**RECORDS FOR THE TASK**:
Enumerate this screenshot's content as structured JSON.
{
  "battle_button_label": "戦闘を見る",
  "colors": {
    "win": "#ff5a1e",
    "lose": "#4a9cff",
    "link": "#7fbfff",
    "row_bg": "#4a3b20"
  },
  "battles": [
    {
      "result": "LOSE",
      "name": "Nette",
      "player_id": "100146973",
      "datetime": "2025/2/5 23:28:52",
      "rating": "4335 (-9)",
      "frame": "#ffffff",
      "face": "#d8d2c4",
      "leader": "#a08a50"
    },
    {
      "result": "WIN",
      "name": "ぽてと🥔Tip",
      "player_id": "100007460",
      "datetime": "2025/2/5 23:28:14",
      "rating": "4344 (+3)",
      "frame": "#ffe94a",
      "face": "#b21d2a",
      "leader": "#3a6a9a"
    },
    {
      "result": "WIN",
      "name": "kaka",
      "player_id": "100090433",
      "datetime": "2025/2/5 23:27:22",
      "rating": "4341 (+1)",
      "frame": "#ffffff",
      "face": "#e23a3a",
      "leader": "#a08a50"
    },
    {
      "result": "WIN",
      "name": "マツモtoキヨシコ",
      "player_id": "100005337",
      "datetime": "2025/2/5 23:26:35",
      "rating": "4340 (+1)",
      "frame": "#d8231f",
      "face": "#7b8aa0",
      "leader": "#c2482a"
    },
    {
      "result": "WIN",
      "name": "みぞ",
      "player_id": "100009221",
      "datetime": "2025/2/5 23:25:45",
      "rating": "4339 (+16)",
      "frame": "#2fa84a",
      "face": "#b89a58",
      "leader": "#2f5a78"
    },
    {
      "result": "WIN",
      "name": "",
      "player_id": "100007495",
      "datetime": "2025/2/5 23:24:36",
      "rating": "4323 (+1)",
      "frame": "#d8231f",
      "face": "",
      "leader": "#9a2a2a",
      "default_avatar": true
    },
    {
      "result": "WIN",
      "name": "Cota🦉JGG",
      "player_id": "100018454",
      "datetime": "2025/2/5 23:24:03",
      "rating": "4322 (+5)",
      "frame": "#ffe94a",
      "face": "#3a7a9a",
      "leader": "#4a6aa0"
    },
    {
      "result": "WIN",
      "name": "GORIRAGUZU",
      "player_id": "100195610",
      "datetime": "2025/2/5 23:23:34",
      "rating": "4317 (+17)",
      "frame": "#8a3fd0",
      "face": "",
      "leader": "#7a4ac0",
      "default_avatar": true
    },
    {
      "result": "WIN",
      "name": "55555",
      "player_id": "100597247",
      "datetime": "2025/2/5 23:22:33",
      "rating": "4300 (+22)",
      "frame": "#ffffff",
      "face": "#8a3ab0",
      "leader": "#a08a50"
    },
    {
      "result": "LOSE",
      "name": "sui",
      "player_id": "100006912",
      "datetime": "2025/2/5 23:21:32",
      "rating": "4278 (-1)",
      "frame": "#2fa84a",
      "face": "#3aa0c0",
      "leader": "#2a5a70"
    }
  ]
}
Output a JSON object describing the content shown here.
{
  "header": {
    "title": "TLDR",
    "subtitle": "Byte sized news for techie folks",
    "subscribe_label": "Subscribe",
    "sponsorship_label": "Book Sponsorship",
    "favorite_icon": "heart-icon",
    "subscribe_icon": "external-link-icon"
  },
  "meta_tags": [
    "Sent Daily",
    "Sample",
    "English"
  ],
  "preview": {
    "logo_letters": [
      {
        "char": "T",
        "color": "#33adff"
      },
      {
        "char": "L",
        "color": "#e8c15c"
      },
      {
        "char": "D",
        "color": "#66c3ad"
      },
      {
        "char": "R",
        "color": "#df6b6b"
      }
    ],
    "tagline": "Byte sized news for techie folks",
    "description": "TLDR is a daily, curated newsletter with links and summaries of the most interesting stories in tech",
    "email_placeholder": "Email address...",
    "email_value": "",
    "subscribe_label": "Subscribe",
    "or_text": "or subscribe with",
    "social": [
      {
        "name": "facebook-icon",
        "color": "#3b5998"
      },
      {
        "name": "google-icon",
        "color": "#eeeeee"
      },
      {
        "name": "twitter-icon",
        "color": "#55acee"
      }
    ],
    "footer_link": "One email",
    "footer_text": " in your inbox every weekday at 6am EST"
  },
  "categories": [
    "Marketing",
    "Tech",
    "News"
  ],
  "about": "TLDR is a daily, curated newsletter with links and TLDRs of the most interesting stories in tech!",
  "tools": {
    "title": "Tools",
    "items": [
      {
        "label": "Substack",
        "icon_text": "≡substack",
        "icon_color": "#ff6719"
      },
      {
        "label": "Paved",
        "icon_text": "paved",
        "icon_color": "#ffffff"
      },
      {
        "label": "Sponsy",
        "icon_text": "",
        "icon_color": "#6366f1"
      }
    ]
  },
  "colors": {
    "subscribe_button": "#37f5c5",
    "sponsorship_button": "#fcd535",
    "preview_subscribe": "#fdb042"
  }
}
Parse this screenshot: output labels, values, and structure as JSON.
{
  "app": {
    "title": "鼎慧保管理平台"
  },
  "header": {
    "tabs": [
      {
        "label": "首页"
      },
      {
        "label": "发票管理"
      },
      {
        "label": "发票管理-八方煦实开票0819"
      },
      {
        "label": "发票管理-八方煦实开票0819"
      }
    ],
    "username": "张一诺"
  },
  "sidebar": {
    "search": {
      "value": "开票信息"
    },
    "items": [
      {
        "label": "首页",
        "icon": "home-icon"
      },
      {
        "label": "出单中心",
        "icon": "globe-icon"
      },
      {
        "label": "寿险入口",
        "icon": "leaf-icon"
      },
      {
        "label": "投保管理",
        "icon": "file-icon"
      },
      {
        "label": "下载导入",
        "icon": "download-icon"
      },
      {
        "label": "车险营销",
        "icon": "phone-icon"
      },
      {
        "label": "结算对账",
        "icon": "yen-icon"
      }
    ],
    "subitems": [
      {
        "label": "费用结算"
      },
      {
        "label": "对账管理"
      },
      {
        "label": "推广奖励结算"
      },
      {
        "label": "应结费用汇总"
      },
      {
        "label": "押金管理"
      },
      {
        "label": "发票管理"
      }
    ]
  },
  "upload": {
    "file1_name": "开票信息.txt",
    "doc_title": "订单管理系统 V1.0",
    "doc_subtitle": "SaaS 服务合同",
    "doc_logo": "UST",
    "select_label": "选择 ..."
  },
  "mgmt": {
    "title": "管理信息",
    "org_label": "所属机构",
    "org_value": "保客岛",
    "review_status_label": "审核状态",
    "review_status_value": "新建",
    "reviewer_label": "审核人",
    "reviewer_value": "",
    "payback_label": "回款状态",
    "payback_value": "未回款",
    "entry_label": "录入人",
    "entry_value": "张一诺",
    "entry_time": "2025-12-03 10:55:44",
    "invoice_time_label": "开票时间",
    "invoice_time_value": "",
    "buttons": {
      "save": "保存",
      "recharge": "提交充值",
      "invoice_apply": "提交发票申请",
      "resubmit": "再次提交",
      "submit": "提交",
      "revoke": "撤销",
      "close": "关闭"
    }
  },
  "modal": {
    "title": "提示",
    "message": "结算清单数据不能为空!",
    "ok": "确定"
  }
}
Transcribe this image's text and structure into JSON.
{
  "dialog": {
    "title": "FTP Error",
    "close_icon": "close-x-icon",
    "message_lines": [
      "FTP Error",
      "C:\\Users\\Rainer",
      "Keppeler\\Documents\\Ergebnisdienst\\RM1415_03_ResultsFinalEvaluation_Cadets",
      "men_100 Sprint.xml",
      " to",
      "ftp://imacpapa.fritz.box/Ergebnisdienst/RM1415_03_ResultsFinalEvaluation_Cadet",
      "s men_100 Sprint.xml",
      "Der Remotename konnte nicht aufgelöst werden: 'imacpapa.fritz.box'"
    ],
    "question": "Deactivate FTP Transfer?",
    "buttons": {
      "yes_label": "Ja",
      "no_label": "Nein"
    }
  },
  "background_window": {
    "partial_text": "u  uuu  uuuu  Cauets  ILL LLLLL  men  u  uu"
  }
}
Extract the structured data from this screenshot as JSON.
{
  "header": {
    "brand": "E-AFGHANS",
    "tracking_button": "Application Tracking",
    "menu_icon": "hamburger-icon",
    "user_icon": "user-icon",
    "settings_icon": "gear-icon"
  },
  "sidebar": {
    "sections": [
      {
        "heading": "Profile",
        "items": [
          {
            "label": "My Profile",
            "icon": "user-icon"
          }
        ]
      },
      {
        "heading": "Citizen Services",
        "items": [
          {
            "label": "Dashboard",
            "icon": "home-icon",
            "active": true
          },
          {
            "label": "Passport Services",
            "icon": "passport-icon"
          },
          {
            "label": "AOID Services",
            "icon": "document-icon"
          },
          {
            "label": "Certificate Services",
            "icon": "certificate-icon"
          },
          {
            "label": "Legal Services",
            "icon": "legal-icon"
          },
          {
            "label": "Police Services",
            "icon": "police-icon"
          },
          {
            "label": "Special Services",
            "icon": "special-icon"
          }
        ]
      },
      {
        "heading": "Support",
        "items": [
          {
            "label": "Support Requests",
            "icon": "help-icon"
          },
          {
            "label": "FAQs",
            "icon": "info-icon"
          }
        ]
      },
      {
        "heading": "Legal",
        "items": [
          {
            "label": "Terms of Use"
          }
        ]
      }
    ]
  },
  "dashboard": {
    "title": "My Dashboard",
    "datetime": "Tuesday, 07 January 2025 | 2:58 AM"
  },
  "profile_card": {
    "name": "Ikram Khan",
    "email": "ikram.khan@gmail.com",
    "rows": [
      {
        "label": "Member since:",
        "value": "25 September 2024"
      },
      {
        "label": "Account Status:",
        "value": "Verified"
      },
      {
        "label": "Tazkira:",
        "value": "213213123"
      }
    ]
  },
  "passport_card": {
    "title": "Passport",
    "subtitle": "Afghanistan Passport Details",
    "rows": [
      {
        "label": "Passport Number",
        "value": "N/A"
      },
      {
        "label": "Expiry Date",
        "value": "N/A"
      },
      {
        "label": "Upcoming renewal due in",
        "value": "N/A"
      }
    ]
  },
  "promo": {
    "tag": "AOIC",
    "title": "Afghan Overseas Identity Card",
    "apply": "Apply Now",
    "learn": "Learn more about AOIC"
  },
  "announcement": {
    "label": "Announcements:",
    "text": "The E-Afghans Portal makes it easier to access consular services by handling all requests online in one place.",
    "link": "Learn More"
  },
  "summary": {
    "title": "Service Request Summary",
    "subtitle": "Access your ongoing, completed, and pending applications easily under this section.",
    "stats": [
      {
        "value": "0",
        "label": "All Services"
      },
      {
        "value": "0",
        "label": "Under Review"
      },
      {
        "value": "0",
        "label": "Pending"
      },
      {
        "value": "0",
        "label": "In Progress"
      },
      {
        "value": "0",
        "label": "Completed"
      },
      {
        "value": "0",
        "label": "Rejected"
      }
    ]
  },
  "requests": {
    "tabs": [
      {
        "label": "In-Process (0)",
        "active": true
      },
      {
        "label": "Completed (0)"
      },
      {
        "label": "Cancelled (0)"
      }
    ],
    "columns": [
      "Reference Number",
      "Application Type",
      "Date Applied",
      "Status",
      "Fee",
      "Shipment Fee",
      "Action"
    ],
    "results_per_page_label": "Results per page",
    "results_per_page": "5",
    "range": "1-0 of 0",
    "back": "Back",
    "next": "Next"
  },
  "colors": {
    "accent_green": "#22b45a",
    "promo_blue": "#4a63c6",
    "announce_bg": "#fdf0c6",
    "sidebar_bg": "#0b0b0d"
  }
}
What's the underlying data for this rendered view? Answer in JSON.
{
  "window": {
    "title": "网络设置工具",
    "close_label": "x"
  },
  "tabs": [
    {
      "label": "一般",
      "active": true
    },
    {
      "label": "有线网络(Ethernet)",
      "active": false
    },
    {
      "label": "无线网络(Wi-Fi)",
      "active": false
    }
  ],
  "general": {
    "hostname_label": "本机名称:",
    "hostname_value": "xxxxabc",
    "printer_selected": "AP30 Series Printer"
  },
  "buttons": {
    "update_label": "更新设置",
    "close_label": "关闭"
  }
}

**DIRECTIVE**: Quote verbatim the line containing "What's the underlying" and every line after it through the end of the records above.

**TASK OUTPUT**:
What's the underlying data for this rendered view? Answer in JSON.
{
  "window": {
    "title": "网络设置工具",
    "close_label": "x"
  },
  "tabs": [
    {
      "label": "一般",
      "active": true
    },
    {
      "label": "有线网络(Ethernet)",
      "active": false
    },
    {
      "label": "无线网络(Wi-Fi)",
      "active": false
    }
  ],
  "general": {
    "hostname_label": "本机名称:",
    "hostname_value": "xxxxabc",
    "printer_selected": "AP30 Series Printer"
  },
  "buttons": {
    "update_label": "更新设置",
    "close_label": "关闭"
  }
}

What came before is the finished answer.